» EXERCISE BRIEF
Show the lines below that contain the string "text".

» RECORDS FOR THE TASK
· · ·
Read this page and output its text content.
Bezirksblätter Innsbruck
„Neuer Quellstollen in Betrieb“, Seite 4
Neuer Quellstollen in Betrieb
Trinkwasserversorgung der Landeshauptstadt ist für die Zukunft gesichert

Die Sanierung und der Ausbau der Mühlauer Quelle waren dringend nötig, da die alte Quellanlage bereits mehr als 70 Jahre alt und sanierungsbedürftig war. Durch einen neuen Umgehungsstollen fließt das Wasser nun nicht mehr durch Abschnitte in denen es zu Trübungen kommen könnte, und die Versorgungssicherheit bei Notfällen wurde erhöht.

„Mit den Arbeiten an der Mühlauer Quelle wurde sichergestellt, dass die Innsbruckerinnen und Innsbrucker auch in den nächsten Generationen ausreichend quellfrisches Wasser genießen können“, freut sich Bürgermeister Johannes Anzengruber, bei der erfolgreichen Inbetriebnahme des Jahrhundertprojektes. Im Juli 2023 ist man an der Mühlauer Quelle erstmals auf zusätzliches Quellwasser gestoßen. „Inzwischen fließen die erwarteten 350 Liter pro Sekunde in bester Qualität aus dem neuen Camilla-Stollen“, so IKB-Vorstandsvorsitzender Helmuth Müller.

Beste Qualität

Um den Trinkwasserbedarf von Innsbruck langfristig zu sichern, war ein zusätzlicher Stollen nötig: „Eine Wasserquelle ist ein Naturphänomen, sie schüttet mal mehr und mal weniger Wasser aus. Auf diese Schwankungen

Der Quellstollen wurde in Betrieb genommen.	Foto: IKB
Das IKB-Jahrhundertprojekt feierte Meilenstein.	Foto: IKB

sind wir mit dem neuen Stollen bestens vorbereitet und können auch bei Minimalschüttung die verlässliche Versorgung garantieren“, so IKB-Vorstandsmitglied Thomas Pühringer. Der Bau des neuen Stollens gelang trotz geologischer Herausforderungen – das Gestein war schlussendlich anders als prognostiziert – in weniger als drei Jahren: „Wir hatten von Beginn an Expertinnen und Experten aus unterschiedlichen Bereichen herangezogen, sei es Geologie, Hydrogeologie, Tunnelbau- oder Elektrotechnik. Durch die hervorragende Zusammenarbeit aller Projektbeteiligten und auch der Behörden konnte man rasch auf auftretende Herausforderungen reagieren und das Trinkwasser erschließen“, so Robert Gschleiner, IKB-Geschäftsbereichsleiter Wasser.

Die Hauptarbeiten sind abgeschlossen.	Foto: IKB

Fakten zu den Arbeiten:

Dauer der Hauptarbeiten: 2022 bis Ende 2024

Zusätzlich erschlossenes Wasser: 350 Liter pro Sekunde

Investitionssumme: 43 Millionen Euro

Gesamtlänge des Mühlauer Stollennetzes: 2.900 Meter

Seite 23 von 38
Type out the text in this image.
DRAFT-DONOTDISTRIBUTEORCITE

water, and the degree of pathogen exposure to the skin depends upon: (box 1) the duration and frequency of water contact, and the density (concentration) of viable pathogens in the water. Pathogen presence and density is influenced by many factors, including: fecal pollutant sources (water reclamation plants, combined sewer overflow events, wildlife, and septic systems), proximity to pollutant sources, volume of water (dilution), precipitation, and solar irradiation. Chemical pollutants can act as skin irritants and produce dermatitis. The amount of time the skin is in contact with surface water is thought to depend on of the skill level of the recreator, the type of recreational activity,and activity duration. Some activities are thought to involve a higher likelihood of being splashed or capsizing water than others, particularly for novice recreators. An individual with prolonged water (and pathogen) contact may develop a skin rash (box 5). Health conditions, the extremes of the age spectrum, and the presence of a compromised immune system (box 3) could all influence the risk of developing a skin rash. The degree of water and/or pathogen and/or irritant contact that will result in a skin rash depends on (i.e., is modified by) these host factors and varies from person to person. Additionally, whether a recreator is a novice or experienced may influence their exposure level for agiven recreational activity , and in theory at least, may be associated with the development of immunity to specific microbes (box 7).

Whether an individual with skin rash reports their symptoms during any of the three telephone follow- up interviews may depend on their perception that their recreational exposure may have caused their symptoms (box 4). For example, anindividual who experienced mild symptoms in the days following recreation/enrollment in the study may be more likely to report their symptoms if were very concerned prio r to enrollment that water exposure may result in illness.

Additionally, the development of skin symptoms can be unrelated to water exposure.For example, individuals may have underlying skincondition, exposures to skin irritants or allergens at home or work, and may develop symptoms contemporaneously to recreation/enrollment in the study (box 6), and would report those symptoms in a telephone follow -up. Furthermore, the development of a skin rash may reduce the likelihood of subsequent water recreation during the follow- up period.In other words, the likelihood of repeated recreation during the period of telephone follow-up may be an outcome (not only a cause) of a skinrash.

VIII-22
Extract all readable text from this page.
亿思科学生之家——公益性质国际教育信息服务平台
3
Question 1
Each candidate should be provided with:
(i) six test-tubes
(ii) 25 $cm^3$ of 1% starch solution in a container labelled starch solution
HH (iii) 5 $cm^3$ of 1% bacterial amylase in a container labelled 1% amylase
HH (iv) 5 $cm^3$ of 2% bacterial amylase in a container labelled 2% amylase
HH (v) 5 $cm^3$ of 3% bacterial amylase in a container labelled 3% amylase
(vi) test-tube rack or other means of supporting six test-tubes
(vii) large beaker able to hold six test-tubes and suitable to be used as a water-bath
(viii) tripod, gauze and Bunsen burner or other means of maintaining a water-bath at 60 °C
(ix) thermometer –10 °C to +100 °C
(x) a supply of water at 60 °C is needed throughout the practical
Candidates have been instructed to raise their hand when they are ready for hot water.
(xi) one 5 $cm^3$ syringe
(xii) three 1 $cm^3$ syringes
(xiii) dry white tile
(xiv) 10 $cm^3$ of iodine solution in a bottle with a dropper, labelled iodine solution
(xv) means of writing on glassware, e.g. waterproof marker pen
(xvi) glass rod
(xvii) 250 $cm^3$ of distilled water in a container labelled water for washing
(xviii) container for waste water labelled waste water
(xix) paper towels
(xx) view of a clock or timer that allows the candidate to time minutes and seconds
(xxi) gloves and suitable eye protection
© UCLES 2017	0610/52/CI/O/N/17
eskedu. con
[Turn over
· · ·
» WRITTEN REPLY
Read this page and output its text content.
Type out the text in this image.
Extract all readable text from this page.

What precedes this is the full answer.